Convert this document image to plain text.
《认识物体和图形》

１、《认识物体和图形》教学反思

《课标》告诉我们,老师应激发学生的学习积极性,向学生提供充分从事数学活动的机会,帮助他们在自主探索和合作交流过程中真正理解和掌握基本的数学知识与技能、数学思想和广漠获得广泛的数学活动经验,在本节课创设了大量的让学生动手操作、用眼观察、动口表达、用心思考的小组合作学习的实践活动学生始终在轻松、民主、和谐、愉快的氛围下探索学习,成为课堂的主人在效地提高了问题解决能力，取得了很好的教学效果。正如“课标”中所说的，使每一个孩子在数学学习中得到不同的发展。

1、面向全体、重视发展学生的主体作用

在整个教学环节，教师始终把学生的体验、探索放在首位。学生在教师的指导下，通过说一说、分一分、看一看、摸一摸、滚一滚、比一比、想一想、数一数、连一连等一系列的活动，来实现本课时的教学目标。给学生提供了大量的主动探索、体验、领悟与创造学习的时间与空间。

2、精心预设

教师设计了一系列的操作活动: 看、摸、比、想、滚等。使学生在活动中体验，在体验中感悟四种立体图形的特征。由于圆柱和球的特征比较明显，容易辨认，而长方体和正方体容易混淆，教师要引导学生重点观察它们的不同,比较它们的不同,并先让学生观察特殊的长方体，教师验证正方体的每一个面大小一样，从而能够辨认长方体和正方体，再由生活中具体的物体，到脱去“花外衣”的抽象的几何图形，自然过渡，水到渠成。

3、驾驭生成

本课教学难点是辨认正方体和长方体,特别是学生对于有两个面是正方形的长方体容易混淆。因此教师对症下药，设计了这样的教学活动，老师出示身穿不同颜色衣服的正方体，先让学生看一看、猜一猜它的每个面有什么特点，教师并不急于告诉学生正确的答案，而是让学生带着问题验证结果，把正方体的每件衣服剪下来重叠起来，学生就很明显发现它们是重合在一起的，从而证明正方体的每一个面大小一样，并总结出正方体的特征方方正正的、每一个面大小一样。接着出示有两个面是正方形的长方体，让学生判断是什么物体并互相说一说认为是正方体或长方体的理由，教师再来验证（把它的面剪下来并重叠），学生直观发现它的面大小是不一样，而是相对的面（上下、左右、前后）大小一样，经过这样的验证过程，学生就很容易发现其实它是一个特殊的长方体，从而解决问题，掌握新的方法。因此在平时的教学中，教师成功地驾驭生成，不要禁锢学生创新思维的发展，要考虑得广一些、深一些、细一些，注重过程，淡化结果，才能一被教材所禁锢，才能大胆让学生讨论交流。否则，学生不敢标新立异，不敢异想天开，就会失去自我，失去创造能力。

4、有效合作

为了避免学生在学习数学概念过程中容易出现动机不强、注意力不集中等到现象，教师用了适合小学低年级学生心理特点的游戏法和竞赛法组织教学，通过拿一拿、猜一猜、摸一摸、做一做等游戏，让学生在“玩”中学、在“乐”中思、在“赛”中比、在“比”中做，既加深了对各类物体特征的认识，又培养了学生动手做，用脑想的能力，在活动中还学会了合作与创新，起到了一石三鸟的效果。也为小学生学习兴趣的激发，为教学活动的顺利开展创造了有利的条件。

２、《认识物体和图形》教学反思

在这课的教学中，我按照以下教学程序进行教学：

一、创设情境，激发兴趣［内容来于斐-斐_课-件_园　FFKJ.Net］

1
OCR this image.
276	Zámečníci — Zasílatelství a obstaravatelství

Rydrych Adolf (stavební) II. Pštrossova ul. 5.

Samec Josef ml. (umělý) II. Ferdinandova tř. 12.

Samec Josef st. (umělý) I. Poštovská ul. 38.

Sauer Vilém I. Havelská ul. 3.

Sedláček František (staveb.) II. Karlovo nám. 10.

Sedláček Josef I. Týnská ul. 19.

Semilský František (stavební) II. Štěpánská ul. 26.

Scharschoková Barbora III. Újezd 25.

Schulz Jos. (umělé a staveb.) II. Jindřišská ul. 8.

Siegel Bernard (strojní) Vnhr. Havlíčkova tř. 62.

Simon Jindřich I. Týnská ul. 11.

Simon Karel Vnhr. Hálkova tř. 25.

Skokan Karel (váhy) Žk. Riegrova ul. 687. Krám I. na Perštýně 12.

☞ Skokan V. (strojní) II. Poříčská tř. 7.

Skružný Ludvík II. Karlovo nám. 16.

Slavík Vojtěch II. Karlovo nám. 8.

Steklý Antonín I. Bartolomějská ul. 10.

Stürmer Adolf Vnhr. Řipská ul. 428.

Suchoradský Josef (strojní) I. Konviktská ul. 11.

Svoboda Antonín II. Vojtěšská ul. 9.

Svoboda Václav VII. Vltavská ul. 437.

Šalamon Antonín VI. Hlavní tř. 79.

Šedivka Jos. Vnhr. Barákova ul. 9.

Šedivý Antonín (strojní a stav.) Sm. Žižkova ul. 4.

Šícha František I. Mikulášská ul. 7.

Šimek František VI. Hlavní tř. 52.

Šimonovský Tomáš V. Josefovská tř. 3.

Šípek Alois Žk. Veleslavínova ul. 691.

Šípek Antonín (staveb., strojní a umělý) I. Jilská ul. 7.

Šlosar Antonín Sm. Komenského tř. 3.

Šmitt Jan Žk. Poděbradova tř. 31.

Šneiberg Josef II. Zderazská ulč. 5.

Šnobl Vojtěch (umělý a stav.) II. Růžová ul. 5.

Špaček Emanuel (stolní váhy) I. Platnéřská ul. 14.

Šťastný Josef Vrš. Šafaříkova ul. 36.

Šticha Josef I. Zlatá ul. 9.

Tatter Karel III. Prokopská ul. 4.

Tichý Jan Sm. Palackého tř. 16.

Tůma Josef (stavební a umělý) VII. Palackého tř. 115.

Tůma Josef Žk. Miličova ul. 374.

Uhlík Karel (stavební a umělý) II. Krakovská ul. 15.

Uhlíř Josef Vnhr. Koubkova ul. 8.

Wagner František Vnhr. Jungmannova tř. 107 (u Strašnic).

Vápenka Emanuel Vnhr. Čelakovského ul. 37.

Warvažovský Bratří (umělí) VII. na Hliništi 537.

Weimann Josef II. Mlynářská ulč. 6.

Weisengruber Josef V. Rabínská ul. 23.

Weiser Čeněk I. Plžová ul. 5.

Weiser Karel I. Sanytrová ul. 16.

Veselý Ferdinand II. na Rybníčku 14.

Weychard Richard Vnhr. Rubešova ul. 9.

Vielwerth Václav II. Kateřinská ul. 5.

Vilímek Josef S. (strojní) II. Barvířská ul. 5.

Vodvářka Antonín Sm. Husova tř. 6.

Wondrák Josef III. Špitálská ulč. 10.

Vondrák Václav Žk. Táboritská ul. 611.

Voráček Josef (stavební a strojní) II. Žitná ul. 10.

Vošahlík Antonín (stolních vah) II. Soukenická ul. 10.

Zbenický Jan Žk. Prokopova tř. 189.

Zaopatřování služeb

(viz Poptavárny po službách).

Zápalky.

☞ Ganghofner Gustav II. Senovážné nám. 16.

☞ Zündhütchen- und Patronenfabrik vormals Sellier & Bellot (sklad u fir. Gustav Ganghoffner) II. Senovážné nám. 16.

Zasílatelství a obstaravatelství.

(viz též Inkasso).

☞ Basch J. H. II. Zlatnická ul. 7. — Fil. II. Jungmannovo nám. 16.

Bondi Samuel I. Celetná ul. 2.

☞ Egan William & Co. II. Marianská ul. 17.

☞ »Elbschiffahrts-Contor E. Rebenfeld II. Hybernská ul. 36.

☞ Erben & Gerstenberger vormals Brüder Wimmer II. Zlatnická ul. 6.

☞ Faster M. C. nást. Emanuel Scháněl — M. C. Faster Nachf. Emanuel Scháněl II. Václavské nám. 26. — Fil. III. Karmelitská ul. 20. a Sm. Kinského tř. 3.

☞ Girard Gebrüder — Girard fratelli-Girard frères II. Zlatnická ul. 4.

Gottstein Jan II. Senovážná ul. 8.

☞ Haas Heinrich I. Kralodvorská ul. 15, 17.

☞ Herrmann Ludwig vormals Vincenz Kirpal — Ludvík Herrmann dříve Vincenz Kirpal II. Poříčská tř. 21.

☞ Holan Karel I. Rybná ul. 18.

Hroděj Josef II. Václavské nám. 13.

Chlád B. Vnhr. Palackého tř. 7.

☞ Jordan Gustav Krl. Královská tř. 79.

····················

● EXERCISE:
Pick out lines containing the word "Antonín", each one as written.

● EXERCISE OUTPUT:
Steklý Antonín I. Bartolomějská ul. 10.
Svoboda Antonín II. Vojtěšská ul. 9.
Šalamon Antonín VI. Hlavní tř. 79.
Šedivý Antonín (strojní a stav.) Sm. Žižkova ul. 4.
Šípek Antonín (staveb., strojní a umělý) I. Jilská ul. 7.
Šlosar Antonín Sm. Komenského tř. 3.
Vodvářka Antonín Sm. Husova tř. 6.
Vošahlík Antonín (stolních vah) II. Soukenická ul. 10.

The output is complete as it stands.